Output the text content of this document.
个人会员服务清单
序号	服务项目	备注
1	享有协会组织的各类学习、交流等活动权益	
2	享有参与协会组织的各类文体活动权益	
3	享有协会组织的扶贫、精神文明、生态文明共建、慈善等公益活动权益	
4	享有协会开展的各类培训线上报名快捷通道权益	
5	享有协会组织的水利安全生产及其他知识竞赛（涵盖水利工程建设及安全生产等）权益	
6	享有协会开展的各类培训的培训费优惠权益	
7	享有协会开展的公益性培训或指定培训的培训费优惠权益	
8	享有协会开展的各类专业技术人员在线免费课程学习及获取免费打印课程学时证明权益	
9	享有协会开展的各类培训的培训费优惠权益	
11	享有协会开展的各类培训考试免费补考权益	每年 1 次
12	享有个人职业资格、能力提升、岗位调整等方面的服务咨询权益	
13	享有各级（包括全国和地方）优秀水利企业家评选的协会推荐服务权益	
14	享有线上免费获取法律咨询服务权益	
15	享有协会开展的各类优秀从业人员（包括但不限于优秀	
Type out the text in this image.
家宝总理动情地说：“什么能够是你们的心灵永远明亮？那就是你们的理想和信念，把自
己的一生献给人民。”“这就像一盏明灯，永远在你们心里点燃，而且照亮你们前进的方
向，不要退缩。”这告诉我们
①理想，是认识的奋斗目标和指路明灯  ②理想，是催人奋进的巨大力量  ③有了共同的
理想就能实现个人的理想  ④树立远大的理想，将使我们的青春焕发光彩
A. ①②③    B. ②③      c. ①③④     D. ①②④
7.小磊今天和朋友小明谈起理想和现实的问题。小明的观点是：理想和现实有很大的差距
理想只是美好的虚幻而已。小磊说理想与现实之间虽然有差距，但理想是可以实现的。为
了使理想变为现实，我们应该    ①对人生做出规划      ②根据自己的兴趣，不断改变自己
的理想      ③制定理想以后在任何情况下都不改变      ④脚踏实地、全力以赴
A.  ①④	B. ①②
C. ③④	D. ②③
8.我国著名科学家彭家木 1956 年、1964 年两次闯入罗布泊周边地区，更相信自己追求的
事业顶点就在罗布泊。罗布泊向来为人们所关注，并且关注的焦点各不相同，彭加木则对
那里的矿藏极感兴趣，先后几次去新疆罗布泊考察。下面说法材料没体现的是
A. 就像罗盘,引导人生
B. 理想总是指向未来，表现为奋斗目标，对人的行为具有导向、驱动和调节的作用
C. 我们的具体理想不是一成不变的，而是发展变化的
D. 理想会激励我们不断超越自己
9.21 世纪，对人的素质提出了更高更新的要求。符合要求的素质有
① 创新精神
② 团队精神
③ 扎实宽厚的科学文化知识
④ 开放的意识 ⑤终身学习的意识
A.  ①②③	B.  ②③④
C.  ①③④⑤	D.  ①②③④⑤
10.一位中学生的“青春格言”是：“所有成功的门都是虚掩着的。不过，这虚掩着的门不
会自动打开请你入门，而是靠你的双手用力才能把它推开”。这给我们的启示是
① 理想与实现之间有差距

* * * * * * * * *

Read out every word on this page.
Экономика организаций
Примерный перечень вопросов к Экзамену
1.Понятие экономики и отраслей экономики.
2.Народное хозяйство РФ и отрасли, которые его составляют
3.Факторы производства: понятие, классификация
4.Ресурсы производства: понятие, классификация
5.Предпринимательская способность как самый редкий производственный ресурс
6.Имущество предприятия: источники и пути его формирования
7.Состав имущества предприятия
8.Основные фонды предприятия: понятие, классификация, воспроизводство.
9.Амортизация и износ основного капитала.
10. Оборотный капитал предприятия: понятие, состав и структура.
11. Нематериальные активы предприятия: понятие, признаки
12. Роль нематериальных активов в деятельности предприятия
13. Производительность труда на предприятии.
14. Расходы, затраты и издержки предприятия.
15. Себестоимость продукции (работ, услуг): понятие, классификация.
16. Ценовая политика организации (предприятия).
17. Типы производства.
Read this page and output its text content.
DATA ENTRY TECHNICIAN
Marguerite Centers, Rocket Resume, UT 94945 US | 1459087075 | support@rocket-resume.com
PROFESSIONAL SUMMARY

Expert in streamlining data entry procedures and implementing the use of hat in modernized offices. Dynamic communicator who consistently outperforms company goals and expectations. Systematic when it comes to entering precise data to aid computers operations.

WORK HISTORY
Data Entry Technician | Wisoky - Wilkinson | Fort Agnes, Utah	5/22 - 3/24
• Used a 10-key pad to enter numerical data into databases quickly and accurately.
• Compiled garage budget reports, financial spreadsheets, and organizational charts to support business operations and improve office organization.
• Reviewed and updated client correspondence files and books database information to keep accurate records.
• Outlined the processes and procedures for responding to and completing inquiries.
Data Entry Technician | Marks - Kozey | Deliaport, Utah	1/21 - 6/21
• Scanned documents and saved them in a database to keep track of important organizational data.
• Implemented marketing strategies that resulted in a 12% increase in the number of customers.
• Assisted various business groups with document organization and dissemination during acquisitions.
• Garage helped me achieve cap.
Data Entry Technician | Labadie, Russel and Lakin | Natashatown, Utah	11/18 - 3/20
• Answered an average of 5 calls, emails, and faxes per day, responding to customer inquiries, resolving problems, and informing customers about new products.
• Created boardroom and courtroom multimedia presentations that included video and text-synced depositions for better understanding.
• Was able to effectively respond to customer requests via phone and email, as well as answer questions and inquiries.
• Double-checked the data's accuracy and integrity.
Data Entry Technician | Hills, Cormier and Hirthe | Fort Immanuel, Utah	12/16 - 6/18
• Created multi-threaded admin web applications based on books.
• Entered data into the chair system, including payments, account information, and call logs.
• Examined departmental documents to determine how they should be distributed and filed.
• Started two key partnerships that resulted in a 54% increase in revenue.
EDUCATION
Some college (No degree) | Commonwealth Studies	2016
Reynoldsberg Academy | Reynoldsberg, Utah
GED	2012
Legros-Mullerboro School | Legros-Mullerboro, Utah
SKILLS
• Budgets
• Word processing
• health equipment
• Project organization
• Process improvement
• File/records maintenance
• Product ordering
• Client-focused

* * * * * * * * *

Given exercise:
Where a line contains the string "предприятия", extract that line.

Result of the task:
6.Имущество предприятия: источники и пути его формирования
7.Состав имущества предприятия
8.Основные фонды предприятия: понятие, классификация, воспроизводство.
10. Оборотный капитал предприятия: понятие, состав и структура.
11. Нематериальные активы предприятия: понятие, признаки
12. Роль нематериальных активов в деятельности предприятия
14. Расходы, затраты и издержки предприятия.
16. Ценовая политика организации (предприятия).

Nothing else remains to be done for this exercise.